■ **PAGE EXCERPT**
Empty Retirement Wallets & Purses

The harsh realities are Americans are not saving enough. It‘s true, you can survive off a smaller nest egg, if you plan to live off of cat food and vacation in Tijuana, but most Americans and retirees have become accustomed to a higher standard of living. A New York Times article highlighted that 75% percent of Americans nearing retirement age had less than $30,000 in their retirement accounts – that’s not going to buy you that winter home on Maui or leave enough to cover your golf dues at the local country club.

Control the things that make a difference.

  • Save. Pay yourself first by tucking money away each month. If you haven’t established an IRA (Individual Retirement Account) or savings account, make sure you contribute to your employer’s matching 401(k) plan to the fullest extent possible, if available. This is free money your employer is offering you and by not participation you are shooting yourself in the foot.
  • Spend prudently. Review your monthly / annual budgets and determine where there is room to cut expenses. Every budget has fat in it, so it’s just a matter of cutting excessive and less important items, without sacrificing dramatic changes to your standard of living.
  • Manage your career. Invest in yourself with education, apply for that promotion, or look for other employment alternatives if you are unhappy or not being paid your proper value.

■ **PARTS OF THE EXERCISE**
A – List the short heading that opens each bulleted item in the retirement savings text.
B – In the saved data entries, reproduce the stretch from the line containing "point [514, 245, 519, 250]" through the line containing "point [367, 192, 373, 198]", keeping both of those lines.

[Saved data entries]
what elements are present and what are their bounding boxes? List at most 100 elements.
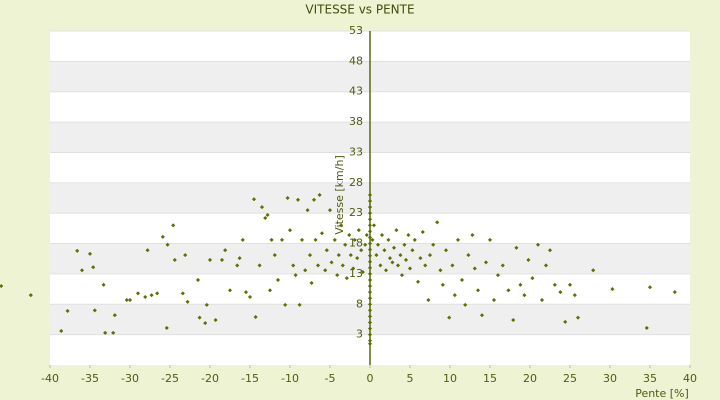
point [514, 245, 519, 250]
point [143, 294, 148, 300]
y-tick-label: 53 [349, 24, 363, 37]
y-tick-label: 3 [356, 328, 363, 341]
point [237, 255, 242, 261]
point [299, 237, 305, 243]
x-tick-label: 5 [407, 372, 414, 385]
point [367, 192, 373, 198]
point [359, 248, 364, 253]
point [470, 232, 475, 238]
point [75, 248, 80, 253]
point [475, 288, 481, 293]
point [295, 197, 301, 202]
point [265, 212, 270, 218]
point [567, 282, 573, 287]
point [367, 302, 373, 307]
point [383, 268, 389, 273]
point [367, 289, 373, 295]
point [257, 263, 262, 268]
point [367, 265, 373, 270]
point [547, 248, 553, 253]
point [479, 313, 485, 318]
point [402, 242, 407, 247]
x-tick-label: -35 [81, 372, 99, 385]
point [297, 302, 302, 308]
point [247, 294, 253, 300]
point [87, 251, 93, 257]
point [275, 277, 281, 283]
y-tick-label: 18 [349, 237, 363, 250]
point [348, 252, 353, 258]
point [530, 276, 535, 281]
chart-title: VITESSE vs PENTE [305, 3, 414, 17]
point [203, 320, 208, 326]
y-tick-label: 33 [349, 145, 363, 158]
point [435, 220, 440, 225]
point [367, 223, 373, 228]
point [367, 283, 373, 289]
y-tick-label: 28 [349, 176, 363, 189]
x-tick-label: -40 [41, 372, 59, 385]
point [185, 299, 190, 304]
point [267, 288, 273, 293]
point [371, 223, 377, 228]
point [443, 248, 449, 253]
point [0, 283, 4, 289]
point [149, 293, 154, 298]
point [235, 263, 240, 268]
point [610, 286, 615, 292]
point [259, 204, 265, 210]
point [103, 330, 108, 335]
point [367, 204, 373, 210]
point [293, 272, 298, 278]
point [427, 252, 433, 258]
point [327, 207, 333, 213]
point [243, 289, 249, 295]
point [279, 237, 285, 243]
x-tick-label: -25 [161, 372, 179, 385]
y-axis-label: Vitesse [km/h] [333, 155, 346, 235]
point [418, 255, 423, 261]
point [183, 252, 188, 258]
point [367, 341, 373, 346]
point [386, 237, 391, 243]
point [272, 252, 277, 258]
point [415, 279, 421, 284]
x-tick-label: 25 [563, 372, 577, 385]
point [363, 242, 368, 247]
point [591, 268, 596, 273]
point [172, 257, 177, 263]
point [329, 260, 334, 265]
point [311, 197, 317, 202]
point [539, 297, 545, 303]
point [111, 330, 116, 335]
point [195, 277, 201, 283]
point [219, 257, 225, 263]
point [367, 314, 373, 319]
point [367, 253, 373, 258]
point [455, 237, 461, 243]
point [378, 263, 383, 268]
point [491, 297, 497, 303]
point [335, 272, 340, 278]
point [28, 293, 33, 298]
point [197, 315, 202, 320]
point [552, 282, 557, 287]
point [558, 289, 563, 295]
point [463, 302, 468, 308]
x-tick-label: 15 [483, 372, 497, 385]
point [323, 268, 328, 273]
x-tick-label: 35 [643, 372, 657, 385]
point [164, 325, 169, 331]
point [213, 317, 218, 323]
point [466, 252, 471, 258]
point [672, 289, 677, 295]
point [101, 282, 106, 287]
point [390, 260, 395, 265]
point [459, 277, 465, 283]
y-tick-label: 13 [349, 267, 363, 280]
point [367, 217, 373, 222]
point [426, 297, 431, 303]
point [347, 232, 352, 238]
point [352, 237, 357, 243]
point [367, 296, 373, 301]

■ **ANSWERS TO THE PROBLEMS**
A –
Save
Spend prudently
Manage your career

B –
point [514, 245, 519, 250]
point [143, 294, 148, 300]
y-tick-label: 53 [349, 24, 363, 37]
y-tick-label: 3 [356, 328, 363, 341]
point [237, 255, 242, 261]
point [299, 237, 305, 243]
x-tick-label: 5 [407, 372, 414, 385]
point [367, 192, 373, 198]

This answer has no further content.